Look below and pull out each line with the word "集体观念强".

(Extracted data entries)
================

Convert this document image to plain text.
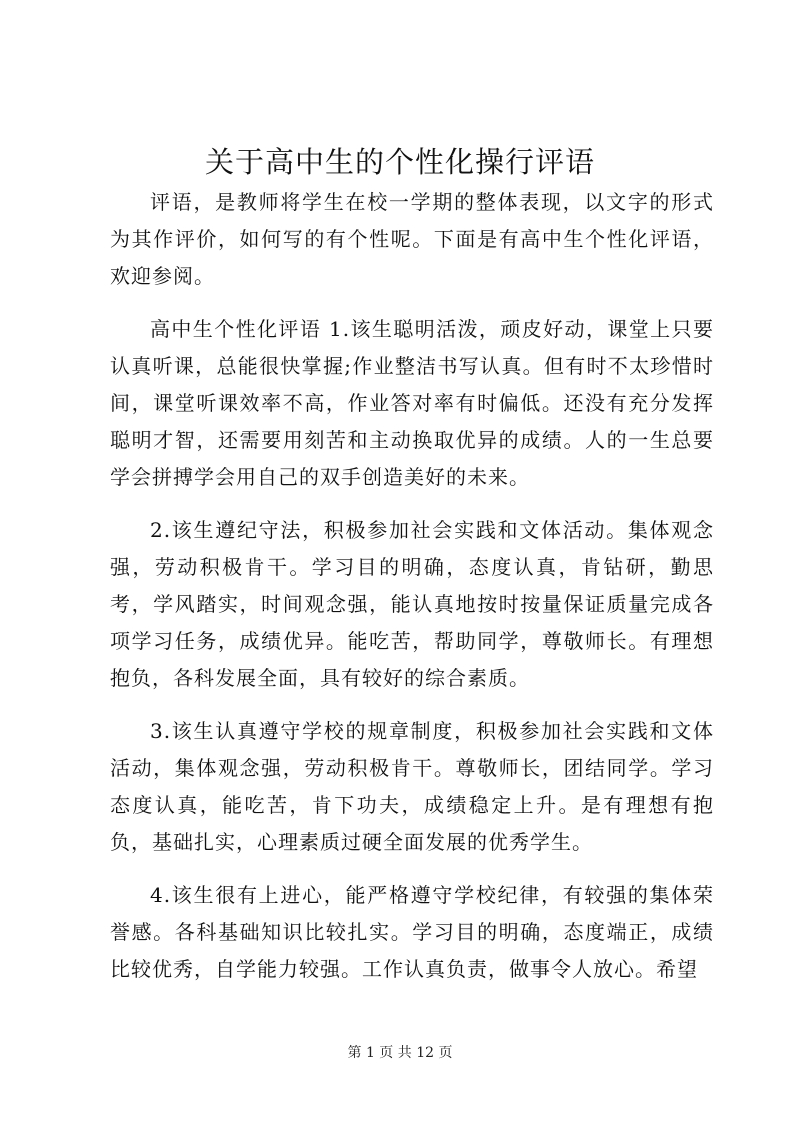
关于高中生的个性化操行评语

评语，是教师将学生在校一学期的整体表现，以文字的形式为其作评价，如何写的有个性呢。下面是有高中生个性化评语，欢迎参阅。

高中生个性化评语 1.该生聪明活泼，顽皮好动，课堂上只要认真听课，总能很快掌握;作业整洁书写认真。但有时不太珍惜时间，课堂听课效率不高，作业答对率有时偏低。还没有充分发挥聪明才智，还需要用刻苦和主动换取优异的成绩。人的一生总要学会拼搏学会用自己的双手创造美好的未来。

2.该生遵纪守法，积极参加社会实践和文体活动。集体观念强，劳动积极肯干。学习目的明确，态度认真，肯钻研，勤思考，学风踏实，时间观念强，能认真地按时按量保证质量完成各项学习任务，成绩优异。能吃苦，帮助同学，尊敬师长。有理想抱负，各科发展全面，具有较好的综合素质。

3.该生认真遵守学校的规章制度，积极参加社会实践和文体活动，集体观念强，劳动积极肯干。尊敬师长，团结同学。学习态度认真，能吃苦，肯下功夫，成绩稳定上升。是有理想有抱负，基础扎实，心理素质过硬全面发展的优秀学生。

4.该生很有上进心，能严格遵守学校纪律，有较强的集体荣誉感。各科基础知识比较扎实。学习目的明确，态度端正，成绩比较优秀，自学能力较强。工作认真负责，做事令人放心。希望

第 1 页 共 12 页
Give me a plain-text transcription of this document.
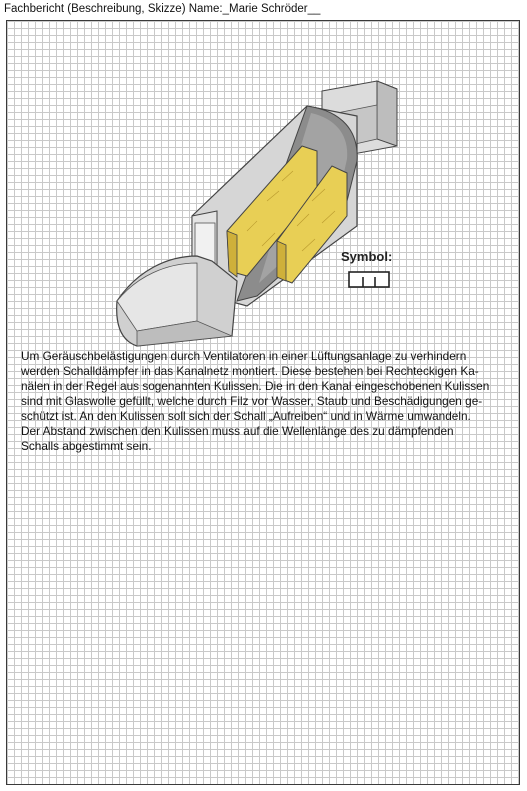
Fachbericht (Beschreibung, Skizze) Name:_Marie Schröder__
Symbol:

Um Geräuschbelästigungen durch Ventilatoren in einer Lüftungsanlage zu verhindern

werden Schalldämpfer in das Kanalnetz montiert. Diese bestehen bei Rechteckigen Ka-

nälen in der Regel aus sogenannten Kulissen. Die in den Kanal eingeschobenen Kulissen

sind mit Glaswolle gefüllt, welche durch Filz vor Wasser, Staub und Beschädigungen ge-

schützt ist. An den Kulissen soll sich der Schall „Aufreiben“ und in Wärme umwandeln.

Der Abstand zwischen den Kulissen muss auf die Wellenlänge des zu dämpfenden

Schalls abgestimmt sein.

================

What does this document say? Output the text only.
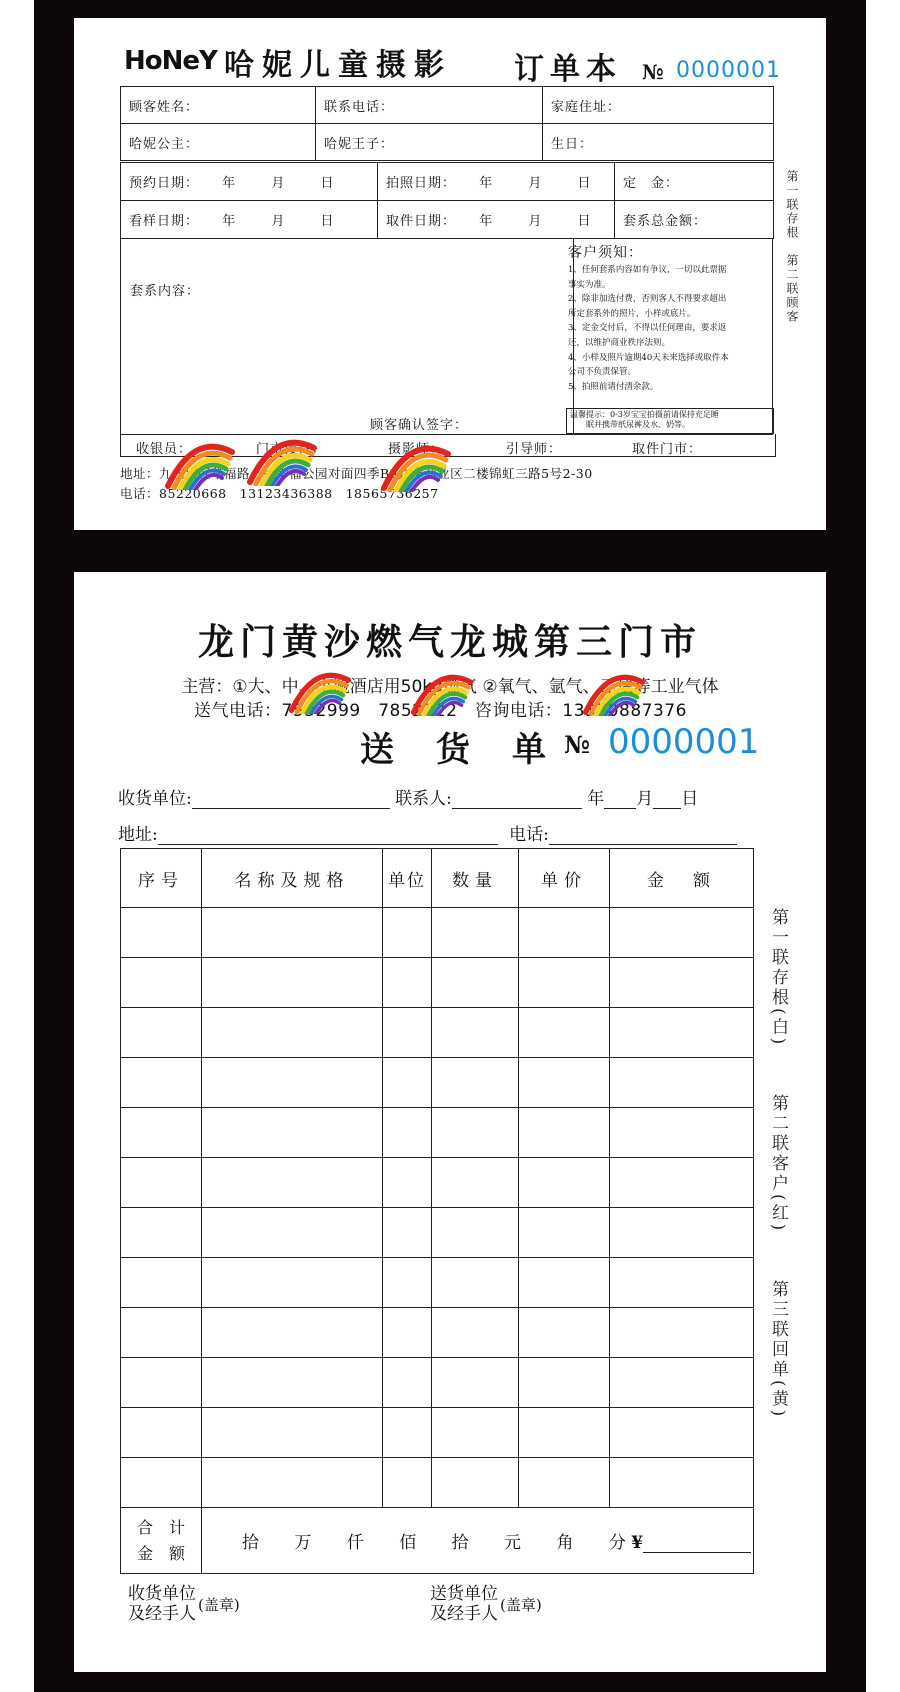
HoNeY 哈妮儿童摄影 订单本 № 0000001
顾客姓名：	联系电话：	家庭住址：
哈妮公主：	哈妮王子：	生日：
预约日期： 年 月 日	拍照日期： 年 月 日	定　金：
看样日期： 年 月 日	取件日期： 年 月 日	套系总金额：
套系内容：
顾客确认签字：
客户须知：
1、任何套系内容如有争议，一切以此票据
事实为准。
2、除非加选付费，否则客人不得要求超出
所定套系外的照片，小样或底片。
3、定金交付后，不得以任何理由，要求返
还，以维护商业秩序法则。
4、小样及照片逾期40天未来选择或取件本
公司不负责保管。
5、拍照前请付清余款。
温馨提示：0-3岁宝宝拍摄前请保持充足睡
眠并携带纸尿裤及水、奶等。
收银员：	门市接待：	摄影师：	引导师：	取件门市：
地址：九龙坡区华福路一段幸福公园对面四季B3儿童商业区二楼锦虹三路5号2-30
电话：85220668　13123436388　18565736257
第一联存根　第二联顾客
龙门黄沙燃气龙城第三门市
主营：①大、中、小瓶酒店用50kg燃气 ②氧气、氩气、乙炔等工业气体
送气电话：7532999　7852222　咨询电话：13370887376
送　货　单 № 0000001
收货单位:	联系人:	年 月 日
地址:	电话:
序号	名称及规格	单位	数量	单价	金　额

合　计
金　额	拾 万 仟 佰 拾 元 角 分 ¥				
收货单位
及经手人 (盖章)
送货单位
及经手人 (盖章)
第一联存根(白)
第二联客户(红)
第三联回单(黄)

================

Full answer
2.该生遵纪守法，积极参加社会实践和文体活动。集体观念强，劳动积极肯干。学习目的明确，态度认真，肯钻研，勤思考，学风踏实，时间观念强，能认真地按时按量保证质量完成各项学习任务，成绩优异。能吃苦，帮助同学，尊敬师长。有理想抱负，各科发展全面，具有较好的综合素质。
3.该生认真遵守学校的规章制度，积极参加社会实践和文体活动，集体观念强，劳动积极肯干。尊敬师长，团结同学。学习态度认真，能吃苦，肯下功夫，成绩稳定上升。是有理想有抱负，基础扎实，心理素质过硬全面发展的优秀学生。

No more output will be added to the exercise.